**Extracted material**
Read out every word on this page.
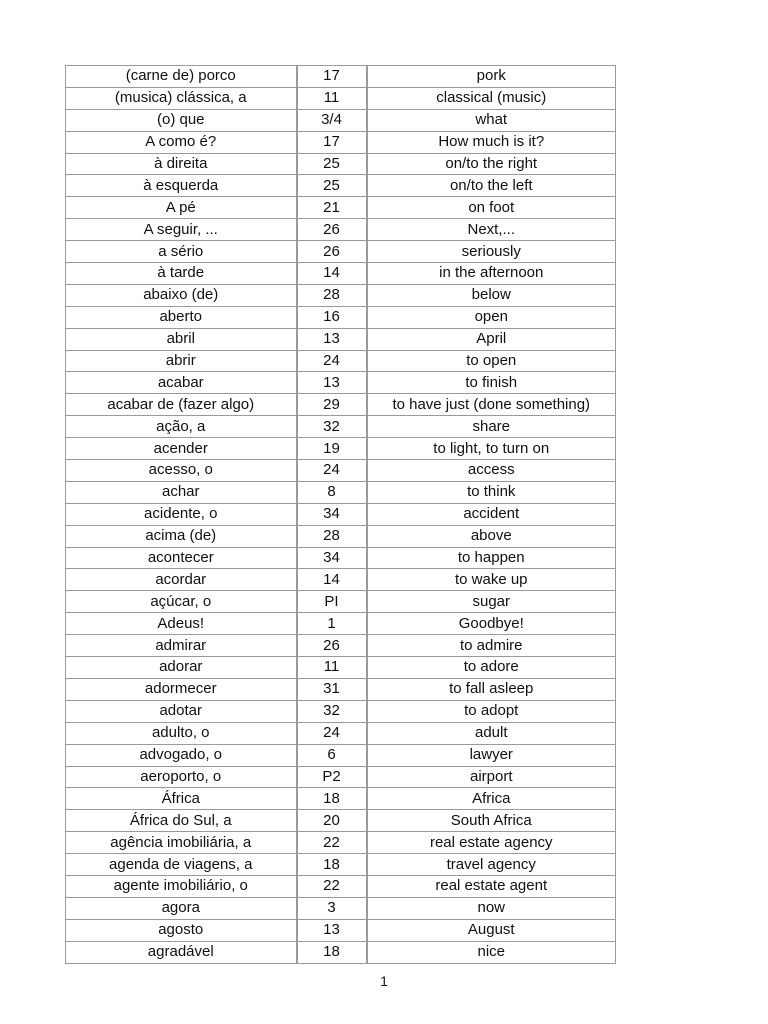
(carne de) porco	17	pork
(musica) clássica, a	11	classical (music)
(o) que	3/4	what
A como é?	17	How much is it?
à direita	25	on/to the right
à esquerda	25	on/to the left
A pé	21	on foot
A seguir, ...	26	Next,...
a sério	26	seriously
à tarde	14	in the afternoon
abaixo (de)	28	below
aberto	16	open
abril	13	April
abrir	24	to open
acabar	13	to finish
acabar de (fazer algo)	29	to have just (done something)
ação, a	32	share
acender	19	to light, to turn on
acesso, o	24	access
achar	8	to think
acidente, o	34	accident
acima (de)	28	above
acontecer	34	to happen
acordar	14	to wake up
açúcar, o	PI	sugar
Adeus!	1	Goodbye!
admirar	26	to admire
adorar	11	to adore
adormecer	31	to fall asleep
adotar	32	to adopt
adulto, o	24	adult
advogado, o	6	lawyer
aeroporto, o	P2	airport
África	18	Africa
África do Sul, a	20	South Africa
agência imobiliária, a	22	real estate agency
agenda de viagens, a	18	travel agency
agente imobiliário, o	22	real estate agent
agora	3	now
agosto	13	August
agradável	18	nice
1
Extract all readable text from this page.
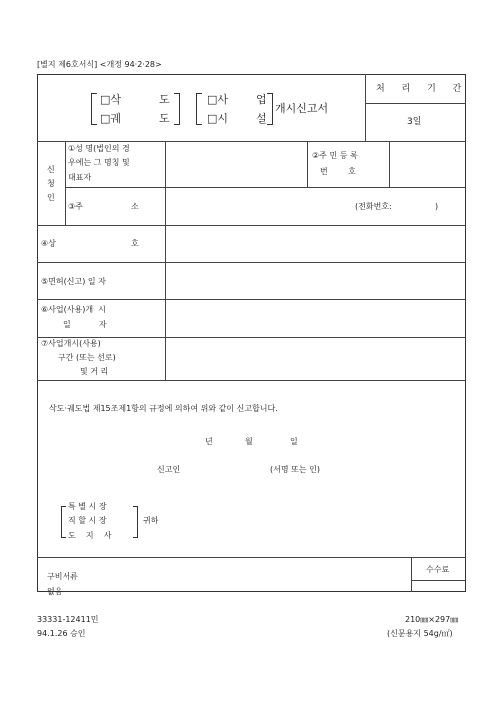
[별지 제6호서식] <개정 94·2·28>
□삭	도
□궤	도
□사	업
□시	설
개시신고서
처 리 기 간
3일
신
청
인
①성 명(법인의 경
우에는 그 명칭 및
대표자
②주 민 등 록
번        호
③주	소	(전화번호:                 )
④상	호
⑤면허(신고) 일 자
⑥사업(사용)개  시
일           자
⑦사업개시(사용)
구간 (또는 선로)
및 거 리
삭도·궤도법 제15조제1항의 규정에 의하여 위와 같이 신고합니다.
년	월	일
신고인	(서명 또는 인)
특 별 시 장
직 할 시 장
도    지    사
귀하
구비서류
없음
수수료
33331-12411민
94.1.26 승인
210㎜×297㎜
(신문용지 54g/㎡)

**Work to be completed**
Take the entries shown above and quote them verbatim, passing over the pictures.

**Solution**
Read out every word on this page.
(carne de) porco	17	pork
(musica) clássica, a	11	classical (music)
(o) que	3/4	what
A como é?	17	How much is it?
à direita	25	on/to the right
à esquerda	25	on/to the left
A pé	21	on foot
A seguir, ...	26	Next,...
a sério	26	seriously
à tarde	14	in the afternoon
abaixo (de)	28	below
aberto	16	open
abril	13	April
abrir	24	to open
acabar	13	to finish
acabar de (fazer algo)	29	to have just (done something)
ação, a	32	share
acender	19	to light, to turn on
acesso, o	24	access
achar	8	to think
acidente, o	34	accident
acima (de)	28	above
acontecer	34	to happen
acordar	14	to wake up
açúcar, o	PI	sugar
Adeus!	1	Goodbye!
admirar	26	to admire
adorar	11	to adore
adormecer	31	to fall asleep
adotar	32	to adopt
adulto, o	24	adult
advogado, o	6	lawyer
aeroporto, o	P2	airport
África	18	Africa
África do Sul, a	20	South Africa
agência imobiliária, a	22	real estate agency
agenda de viagens, a	18	travel agency
agente imobiliário, o	22	real estate agent
agora	3	now
agosto	13	August
agradável	18	nice
1
Extract all readable text from this page.
[별지 제6호서식] <개정 94·2·28>
□삭	도
□궤	도
□사	업
□시	설
개시신고서
처 리 기 간
3일
신
청
인
①성 명(법인의 경
우에는 그 명칭 및
대표자
②주 민 등 록
번        호
③주	소	(전화번호:                 )
④상	호
⑤면허(신고) 일 자
⑥사업(사용)개  시
일           자
⑦사업개시(사용)
구간 (또는 선로)
및 거 리
삭도·궤도법 제15조제1항의 규정에 의하여 위와 같이 신고합니다.
년	월	일
신고인	(서명 또는 인)
특 별 시 장
직 할 시 장
도    지    사
귀하
구비서류
없음
수수료
33331-12411민
94.1.26 승인
210㎜×297㎜
(신문용지 54g/㎡)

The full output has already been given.